[Data entries]
** begin **

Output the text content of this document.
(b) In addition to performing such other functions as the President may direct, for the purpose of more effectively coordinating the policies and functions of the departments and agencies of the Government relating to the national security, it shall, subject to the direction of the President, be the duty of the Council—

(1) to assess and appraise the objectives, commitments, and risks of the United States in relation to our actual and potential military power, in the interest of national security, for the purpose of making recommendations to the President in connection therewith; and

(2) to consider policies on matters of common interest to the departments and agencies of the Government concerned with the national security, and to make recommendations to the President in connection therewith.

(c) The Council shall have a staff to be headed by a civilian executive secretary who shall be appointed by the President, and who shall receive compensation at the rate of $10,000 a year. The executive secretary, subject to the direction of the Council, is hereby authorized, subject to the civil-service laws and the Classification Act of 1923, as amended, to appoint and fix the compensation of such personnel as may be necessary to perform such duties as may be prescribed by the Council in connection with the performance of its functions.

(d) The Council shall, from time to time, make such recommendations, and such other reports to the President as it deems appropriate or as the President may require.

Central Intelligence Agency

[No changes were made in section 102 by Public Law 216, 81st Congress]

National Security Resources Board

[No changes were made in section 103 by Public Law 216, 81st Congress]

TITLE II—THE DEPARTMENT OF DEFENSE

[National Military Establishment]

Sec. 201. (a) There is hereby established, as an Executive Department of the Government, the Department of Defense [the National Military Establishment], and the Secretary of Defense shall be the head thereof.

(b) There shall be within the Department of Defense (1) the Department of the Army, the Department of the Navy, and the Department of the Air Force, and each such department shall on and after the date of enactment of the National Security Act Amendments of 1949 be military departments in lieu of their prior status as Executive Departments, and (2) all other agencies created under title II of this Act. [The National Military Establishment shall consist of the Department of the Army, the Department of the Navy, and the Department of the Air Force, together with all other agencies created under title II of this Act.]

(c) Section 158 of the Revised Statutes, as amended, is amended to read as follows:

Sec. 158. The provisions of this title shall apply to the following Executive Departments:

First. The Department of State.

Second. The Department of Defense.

** end **

**TASK REQUIREMENTS:**
Please return the data above exactly as given.

**TASK SOLUTION:**
Output the text content of this document.
(b) In addition to performing such other functions as the President may direct, for the purpose of more effectively coordinating the policies and functions of the departments and agencies of the Government relating to the national security, it shall, subject to the direction of the President, be the duty of the Council—

(1) to assess and appraise the objectives, commitments, and risks of the United States in relation to our actual and potential military power, in the interest of national security, for the purpose of making recommendations to the President in connection therewith; and

(2) to consider policies on matters of common interest to the departments and agencies of the Government concerned with the national security, and to make recommendations to the President in connection therewith.

(c) The Council shall have a staff to be headed by a civilian executive secretary who shall be appointed by the President, and who shall receive compensation at the rate of $10,000 a year. The executive secretary, subject to the direction of the Council, is hereby authorized, subject to the civil-service laws and the Classification Act of 1923, as amended, to appoint and fix the compensation of such personnel as may be necessary to perform such duties as may be prescribed by the Council in connection with the performance of its functions.

(d) The Council shall, from time to time, make such recommendations, and such other reports to the President as it deems appropriate or as the President may require.

Central Intelligence Agency

[No changes were made in section 102 by Public Law 216, 81st Congress]

National Security Resources Board

[No changes were made in section 103 by Public Law 216, 81st Congress]

TITLE II—THE DEPARTMENT OF DEFENSE

[National Military Establishment]

Sec. 201. (a) There is hereby established, as an Executive Department of the Government, the Department of Defense [the National Military Establishment], and the Secretary of Defense shall be the head thereof.

(b) There shall be within the Department of Defense (1) the Department of the Army, the Department of the Navy, and the Department of the Air Force, and each such department shall on and after the date of enactment of the National Security Act Amendments of 1949 be military departments in lieu of their prior status as Executive Departments, and (2) all other agencies created under title II of this Act. [The National Military Establishment shall consist of the Department of the Army, the Department of the Navy, and the Department of the Air Force, together with all other agencies created under title II of this Act.]

(c) Section 158 of the Revised Statutes, as amended, is amended to read as follows:

Sec. 158. The provisions of this title shall apply to the following Executive Departments:

First. The Department of State.

Second. The Department of Defense.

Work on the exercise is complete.